**Items:**
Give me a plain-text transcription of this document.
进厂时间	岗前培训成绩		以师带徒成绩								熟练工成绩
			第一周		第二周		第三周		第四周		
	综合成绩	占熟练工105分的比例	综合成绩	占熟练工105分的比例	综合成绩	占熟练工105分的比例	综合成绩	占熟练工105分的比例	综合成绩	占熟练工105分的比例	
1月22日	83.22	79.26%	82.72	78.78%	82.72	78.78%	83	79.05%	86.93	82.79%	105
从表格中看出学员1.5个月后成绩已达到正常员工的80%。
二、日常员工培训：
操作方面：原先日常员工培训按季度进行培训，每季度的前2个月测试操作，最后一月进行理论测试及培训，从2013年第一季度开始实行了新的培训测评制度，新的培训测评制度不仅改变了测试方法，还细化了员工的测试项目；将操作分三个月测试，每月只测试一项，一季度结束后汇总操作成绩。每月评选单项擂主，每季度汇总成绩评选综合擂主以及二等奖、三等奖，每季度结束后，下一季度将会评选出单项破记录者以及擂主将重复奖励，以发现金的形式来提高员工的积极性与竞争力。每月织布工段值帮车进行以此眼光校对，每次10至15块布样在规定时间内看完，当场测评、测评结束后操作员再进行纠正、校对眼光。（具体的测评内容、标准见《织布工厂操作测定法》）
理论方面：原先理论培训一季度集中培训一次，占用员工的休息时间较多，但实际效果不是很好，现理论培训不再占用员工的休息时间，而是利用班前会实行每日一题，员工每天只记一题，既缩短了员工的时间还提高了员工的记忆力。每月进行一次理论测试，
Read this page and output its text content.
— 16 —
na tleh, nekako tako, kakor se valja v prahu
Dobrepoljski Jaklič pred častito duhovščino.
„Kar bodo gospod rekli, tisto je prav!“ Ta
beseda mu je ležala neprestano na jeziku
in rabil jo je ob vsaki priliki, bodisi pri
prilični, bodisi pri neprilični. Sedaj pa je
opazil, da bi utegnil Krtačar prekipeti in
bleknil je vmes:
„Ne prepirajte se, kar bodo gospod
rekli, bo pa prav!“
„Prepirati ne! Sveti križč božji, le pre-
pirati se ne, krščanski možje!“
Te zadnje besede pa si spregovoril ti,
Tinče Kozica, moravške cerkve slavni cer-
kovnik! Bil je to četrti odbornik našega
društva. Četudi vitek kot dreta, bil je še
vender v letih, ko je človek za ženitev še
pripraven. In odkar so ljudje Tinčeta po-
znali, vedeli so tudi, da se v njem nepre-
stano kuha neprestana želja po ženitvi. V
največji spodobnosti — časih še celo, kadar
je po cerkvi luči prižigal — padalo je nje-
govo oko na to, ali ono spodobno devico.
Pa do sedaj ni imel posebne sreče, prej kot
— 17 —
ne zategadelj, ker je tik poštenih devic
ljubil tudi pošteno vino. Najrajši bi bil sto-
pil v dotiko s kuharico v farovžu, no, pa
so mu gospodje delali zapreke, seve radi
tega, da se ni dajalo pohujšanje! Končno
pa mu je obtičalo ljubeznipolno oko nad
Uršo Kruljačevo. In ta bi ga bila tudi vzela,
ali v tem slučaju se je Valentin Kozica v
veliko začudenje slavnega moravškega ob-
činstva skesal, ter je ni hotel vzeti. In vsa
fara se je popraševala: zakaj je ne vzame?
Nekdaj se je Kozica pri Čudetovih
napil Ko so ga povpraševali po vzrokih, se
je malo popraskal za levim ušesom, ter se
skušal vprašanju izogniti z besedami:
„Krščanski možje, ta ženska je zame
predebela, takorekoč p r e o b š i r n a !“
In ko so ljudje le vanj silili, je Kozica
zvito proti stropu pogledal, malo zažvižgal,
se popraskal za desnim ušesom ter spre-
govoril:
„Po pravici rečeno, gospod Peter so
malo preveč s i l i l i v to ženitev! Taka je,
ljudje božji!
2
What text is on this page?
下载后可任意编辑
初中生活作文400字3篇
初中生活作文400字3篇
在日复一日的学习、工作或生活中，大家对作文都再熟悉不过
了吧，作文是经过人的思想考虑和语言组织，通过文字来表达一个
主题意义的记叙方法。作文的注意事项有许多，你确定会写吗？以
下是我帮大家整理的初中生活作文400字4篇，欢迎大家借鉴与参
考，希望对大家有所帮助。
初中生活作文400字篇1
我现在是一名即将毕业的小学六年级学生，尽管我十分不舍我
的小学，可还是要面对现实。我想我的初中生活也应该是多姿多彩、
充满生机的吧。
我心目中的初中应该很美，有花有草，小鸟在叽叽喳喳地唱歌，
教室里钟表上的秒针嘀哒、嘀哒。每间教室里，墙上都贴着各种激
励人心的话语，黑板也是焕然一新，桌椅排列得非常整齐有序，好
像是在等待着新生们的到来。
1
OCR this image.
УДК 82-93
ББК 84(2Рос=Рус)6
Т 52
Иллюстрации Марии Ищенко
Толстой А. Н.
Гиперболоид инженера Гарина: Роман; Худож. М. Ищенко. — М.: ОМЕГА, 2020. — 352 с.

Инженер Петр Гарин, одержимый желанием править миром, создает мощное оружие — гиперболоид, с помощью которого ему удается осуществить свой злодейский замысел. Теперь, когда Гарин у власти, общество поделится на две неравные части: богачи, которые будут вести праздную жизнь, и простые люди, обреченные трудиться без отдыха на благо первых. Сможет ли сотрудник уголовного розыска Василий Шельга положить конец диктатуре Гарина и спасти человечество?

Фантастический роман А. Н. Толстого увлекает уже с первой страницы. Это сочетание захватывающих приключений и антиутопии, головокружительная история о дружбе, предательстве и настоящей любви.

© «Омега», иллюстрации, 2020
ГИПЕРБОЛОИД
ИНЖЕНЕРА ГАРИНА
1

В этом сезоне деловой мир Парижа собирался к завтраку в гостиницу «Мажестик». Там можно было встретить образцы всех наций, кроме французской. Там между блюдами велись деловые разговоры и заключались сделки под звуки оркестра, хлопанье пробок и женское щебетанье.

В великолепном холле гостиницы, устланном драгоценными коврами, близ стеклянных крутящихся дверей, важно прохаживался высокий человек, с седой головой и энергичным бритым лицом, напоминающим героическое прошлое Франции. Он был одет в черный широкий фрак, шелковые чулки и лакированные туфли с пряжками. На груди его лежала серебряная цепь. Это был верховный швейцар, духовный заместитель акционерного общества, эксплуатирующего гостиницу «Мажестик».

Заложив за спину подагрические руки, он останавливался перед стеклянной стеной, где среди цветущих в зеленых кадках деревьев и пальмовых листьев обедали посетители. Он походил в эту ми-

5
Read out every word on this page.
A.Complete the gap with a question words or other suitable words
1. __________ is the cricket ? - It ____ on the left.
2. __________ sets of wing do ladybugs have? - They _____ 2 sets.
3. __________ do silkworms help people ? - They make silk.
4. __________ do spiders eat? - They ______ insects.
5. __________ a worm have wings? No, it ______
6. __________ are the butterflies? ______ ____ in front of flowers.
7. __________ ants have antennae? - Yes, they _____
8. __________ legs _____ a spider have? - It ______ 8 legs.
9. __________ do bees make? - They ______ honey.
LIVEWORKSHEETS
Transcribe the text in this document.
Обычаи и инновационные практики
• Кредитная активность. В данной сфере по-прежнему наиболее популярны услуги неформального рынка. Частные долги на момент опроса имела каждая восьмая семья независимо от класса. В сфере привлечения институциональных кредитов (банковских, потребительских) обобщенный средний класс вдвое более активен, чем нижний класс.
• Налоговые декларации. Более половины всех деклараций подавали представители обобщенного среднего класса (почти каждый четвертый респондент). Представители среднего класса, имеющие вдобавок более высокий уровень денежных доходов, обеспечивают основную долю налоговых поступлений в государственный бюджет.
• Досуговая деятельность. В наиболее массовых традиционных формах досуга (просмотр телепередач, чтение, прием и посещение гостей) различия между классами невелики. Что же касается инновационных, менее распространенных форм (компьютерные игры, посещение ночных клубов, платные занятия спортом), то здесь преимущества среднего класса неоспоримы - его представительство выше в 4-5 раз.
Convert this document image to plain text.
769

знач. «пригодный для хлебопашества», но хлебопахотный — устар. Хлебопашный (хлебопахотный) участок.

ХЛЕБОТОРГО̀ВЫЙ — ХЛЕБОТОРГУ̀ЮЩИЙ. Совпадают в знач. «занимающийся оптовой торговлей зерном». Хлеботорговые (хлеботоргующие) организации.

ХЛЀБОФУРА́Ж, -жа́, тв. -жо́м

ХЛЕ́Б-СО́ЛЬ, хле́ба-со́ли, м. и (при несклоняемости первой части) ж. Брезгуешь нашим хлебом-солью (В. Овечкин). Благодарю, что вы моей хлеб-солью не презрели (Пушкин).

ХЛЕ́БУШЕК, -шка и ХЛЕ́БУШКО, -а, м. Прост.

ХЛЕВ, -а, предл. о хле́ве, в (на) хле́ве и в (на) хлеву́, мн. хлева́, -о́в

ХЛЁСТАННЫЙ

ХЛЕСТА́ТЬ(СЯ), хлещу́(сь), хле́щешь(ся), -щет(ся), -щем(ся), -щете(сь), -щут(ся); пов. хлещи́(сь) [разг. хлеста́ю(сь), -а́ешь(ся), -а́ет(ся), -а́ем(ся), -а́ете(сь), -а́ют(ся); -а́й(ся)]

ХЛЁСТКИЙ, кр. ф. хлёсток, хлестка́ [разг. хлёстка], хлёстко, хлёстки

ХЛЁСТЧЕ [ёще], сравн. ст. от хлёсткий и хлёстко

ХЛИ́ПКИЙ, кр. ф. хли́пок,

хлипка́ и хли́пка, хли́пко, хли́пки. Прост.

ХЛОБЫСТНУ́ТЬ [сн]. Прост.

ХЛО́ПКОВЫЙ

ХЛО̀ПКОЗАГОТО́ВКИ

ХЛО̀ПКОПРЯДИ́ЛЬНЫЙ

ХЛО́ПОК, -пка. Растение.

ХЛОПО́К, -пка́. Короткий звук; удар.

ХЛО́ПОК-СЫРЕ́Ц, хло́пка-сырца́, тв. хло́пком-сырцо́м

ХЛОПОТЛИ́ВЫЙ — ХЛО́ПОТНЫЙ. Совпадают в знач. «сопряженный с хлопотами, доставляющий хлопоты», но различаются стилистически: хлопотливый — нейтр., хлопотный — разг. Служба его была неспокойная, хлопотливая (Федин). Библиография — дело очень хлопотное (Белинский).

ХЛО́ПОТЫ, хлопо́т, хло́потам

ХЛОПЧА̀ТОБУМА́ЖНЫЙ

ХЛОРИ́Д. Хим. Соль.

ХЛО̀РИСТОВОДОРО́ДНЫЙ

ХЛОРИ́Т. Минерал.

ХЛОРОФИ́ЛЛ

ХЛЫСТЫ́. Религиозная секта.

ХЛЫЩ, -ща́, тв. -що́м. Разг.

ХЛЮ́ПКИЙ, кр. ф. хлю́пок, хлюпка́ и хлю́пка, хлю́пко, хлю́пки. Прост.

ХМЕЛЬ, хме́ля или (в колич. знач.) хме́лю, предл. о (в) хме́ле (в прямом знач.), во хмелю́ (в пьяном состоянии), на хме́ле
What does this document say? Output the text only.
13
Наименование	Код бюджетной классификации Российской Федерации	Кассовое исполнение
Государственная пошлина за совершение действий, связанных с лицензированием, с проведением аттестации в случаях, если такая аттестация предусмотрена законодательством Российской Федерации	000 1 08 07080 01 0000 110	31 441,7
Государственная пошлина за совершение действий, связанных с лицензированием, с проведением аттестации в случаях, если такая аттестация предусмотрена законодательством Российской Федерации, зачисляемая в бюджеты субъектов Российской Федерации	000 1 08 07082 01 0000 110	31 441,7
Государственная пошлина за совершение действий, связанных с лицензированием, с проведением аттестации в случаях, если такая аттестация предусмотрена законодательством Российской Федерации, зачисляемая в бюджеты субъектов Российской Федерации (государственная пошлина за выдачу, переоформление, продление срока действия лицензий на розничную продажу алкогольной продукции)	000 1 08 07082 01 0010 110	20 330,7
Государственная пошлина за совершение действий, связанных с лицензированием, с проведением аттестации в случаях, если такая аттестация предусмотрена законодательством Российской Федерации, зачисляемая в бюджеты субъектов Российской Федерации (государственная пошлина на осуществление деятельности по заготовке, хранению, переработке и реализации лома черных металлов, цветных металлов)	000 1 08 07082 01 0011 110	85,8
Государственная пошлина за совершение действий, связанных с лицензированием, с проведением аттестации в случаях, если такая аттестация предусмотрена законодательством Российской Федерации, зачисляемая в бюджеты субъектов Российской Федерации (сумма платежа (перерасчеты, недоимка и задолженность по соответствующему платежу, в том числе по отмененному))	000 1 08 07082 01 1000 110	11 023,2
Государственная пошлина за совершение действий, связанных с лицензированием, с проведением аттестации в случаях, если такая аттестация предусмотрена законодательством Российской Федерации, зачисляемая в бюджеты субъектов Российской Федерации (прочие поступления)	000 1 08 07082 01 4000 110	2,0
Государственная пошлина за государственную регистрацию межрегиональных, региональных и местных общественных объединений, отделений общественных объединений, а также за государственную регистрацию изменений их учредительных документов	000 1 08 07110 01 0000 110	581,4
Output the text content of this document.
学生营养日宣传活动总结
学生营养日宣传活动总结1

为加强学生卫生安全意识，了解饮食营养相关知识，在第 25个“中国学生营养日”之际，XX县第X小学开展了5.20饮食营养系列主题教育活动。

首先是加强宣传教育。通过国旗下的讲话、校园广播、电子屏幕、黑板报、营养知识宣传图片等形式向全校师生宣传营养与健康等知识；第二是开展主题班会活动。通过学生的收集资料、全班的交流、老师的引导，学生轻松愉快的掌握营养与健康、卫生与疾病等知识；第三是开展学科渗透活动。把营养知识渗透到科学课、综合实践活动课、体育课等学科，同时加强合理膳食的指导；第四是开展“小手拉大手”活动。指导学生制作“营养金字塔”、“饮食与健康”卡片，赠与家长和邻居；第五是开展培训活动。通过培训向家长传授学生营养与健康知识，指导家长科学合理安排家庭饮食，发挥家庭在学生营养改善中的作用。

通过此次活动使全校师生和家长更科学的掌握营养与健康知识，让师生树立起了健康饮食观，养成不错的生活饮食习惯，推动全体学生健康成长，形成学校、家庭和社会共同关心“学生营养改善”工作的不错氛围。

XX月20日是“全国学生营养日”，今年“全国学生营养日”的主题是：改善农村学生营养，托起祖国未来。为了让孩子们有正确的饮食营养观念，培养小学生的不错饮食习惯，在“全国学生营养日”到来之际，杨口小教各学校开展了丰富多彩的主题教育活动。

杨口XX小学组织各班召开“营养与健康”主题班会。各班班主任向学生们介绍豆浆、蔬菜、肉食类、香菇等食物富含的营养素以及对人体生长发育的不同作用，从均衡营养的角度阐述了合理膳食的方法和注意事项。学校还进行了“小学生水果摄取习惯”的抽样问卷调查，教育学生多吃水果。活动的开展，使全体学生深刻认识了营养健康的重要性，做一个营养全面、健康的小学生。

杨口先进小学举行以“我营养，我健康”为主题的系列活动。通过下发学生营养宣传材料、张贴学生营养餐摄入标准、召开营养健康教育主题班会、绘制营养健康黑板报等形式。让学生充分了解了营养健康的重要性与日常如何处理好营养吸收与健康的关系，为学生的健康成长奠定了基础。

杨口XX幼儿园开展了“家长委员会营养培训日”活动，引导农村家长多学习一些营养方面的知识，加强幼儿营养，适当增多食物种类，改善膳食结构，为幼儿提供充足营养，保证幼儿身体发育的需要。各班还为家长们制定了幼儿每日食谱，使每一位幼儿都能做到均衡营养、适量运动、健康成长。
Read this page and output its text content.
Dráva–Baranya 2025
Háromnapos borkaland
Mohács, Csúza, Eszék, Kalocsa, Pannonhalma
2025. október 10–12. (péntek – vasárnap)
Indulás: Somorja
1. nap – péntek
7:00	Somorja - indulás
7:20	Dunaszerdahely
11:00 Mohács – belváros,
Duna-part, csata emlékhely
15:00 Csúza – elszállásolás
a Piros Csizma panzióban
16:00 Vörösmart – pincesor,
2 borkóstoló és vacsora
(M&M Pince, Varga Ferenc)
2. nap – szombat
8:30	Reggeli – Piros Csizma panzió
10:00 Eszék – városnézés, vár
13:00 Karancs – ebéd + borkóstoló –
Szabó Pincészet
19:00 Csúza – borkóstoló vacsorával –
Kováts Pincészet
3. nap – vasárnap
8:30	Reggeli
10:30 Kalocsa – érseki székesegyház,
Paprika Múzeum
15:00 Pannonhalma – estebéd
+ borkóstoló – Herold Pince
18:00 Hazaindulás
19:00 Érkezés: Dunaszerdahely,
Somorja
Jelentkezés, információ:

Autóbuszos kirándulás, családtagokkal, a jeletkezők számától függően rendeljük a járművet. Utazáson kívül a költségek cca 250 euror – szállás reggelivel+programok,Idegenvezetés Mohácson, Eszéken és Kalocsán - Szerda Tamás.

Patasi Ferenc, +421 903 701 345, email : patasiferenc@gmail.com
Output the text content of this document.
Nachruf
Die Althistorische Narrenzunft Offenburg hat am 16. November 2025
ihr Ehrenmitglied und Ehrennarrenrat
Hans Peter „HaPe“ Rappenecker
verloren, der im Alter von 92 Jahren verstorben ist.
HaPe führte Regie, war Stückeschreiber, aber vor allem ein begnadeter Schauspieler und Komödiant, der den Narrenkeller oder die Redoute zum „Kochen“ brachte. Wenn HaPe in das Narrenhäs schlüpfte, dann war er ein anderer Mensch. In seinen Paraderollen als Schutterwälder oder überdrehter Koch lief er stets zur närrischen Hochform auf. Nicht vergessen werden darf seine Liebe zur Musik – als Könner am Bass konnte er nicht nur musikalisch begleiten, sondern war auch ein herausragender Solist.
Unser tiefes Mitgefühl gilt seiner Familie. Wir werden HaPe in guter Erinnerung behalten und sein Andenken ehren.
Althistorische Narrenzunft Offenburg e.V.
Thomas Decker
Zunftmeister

**Stated goal:**
Copy out every line holding the string "bodisi".

**Correct result:**
in rabil jo je ob vsaki priliki, bodisi pri
prilični, bodisi pri neprilični. Sedaj pa je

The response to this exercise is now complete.